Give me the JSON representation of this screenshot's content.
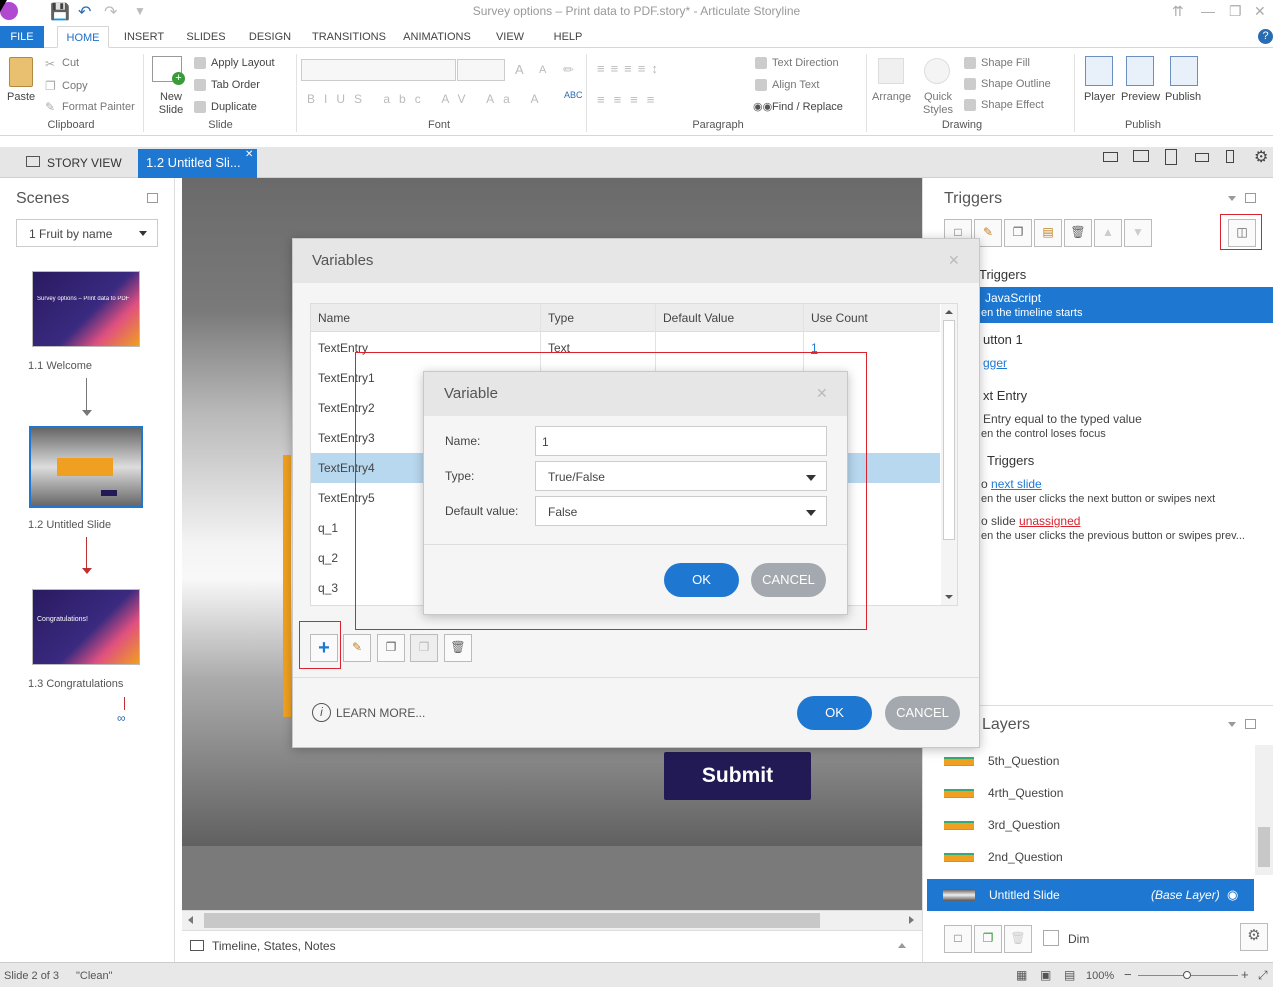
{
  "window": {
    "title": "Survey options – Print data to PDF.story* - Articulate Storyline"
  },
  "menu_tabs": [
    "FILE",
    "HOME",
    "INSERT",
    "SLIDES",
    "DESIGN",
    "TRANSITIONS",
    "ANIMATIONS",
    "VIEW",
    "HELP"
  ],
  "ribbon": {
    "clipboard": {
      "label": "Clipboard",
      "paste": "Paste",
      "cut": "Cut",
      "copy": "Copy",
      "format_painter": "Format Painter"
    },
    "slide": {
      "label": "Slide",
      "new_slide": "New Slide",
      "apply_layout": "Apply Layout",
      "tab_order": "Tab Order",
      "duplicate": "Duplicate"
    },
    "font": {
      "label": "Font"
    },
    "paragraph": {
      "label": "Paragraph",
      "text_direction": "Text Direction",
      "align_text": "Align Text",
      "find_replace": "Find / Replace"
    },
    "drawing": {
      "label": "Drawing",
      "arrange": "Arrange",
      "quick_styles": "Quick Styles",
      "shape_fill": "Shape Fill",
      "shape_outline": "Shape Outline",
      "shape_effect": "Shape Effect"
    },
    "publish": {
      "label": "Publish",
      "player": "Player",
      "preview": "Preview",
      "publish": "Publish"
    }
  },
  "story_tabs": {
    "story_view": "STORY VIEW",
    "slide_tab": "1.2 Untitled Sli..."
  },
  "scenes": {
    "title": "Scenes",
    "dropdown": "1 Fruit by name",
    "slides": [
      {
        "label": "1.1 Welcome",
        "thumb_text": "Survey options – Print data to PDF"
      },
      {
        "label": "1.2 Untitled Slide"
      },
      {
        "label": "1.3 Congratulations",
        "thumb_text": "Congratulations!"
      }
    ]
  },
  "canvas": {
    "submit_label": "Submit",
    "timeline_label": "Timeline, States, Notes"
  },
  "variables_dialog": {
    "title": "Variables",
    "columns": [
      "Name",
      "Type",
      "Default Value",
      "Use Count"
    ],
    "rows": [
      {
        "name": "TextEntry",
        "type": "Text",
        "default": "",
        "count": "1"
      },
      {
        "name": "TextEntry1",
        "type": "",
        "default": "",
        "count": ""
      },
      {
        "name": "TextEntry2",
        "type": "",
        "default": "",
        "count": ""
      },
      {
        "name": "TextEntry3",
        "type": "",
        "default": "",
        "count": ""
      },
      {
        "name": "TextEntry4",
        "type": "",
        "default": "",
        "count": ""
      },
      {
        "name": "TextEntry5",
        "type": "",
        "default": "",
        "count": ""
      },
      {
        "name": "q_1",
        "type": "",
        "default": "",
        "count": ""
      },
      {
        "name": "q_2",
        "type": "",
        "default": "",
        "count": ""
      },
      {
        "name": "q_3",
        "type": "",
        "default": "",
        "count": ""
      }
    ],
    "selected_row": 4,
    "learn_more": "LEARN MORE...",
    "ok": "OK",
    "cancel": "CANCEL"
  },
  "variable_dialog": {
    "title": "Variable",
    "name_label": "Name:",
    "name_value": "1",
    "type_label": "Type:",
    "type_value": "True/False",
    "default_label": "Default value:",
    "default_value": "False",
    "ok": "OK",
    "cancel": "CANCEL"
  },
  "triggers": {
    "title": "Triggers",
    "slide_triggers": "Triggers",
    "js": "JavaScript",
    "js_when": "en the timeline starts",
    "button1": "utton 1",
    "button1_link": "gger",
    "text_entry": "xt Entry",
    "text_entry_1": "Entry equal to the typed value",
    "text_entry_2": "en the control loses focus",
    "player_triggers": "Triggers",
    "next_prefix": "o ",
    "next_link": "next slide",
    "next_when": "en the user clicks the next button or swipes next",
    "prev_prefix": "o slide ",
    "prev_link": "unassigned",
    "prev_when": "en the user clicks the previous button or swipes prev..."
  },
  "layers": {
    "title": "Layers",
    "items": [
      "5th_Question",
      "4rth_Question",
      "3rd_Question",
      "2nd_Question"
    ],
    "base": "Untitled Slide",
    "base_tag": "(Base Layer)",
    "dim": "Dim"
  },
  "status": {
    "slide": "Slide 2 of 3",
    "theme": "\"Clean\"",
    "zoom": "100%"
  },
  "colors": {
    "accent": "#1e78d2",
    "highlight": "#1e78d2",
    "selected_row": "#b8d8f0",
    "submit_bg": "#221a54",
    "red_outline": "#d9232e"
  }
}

*****

## STATED EXERCISE
Reproduce the records above exactly, leaving out every picture they contain.

## TASK ANSWER
Give me the JSON representation of this screenshot's content.
{
  "window": {
    "title": "Survey options – Print data to PDF.story* - Articulate Storyline"
  },
  "menu_tabs": [
    "FILE",
    "HOME",
    "INSERT",
    "SLIDES",
    "DESIGN",
    "TRANSITIONS",
    "ANIMATIONS",
    "VIEW",
    "HELP"
  ],
  "ribbon": {
    "clipboard": {
      "label": "Clipboard",
      "paste": "Paste",
      "cut": "Cut",
      "copy": "Copy",
      "format_painter": "Format Painter"
    },
    "slide": {
      "label": "Slide",
      "new_slide": "New Slide",
      "apply_layout": "Apply Layout",
      "tab_order": "Tab Order",
      "duplicate": "Duplicate"
    },
    "font": {
      "label": "Font"
    },
    "paragraph": {
      "label": "Paragraph",
      "text_direction": "Text Direction",
      "align_text": "Align Text",
      "find_replace": "Find / Replace"
    },
    "drawing": {
      "label": "Drawing",
      "arrange": "Arrange",
      "quick_styles": "Quick Styles",
      "shape_fill": "Shape Fill",
      "shape_outline": "Shape Outline",
      "shape_effect": "Shape Effect"
    },
    "publish": {
      "label": "Publish",
      "player": "Player",
      "preview": "Preview",
      "publish": "Publish"
    }
  },
  "story_tabs": {
    "story_view": "STORY VIEW",
    "slide_tab": "1.2 Untitled Sli..."
  },
  "scenes": {
    "title": "Scenes",
    "dropdown": "1 Fruit by name",
    "slides": [
      {
        "label": "1.1 Welcome",
        "thumb_text": "Survey options – Print data to PDF"
      },
      {
        "label": "1.2 Untitled Slide"
      },
      {
        "label": "1.3 Congratulations",
        "thumb_text": "Congratulations!"
      }
    ]
  },
  "canvas": {
    "submit_label": "Submit",
    "timeline_label": "Timeline, States, Notes"
  },
  "variables_dialog": {
    "title": "Variables",
    "columns": [
      "Name",
      "Type",
      "Default Value",
      "Use Count"
    ],
    "rows": [
      {
        "name": "TextEntry",
        "type": "Text",
        "default": "",
        "count": "1"
      },
      {
        "name": "TextEntry1",
        "type": "",
        "default": "",
        "count": ""
      },
      {
        "name": "TextEntry2",
        "type": "",
        "default": "",
        "count": ""
      },
      {
        "name": "TextEntry3",
        "type": "",
        "default": "",
        "count": ""
      },
      {
        "name": "TextEntry4",
        "type": "",
        "default": "",
        "count": ""
      },
      {
        "name": "TextEntry5",
        "type": "",
        "default": "",
        "count": ""
      },
      {
        "name": "q_1",
        "type": "",
        "default": "",
        "count": ""
      },
      {
        "name": "q_2",
        "type": "",
        "default": "",
        "count": ""
      },
      {
        "name": "q_3",
        "type": "",
        "default": "",
        "count": ""
      }
    ],
    "selected_row": 4,
    "learn_more": "LEARN MORE...",
    "ok": "OK",
    "cancel": "CANCEL"
  },
  "variable_dialog": {
    "title": "Variable",
    "name_label": "Name:",
    "name_value": "1",
    "type_label": "Type:",
    "type_value": "True/False",
    "default_label": "Default value:",
    "default_value": "False",
    "ok": "OK",
    "cancel": "CANCEL"
  },
  "triggers": {
    "title": "Triggers",
    "slide_triggers": "Triggers",
    "js": "JavaScript",
    "js_when": "en the timeline starts",
    "button1": "utton 1",
    "button1_link": "gger",
    "text_entry": "xt Entry",
    "text_entry_1": "Entry equal to the typed value",
    "text_entry_2": "en the control loses focus",
    "player_triggers": "Triggers",
    "next_prefix": "o ",
    "next_link": "next slide",
    "next_when": "en the user clicks the next button or swipes next",
    "prev_prefix": "o slide ",
    "prev_link": "unassigned",
    "prev_when": "en the user clicks the previous button or swipes prev..."
  },
  "layers": {
    "title": "Layers",
    "items": [
      "5th_Question",
      "4rth_Question",
      "3rd_Question",
      "2nd_Question"
    ],
    "base": "Untitled Slide",
    "base_tag": "(Base Layer)",
    "dim": "Dim"
  },
  "status": {
    "slide": "Slide 2 of 3",
    "theme": "\"Clean\"",
    "zoom": "100%"
  },
  "colors": {
    "accent": "#1e78d2",
    "highlight": "#1e78d2",
    "selected_row": "#b8d8f0",
    "submit_bg": "#221a54",
    "red_outline": "#d9232e"
  }
}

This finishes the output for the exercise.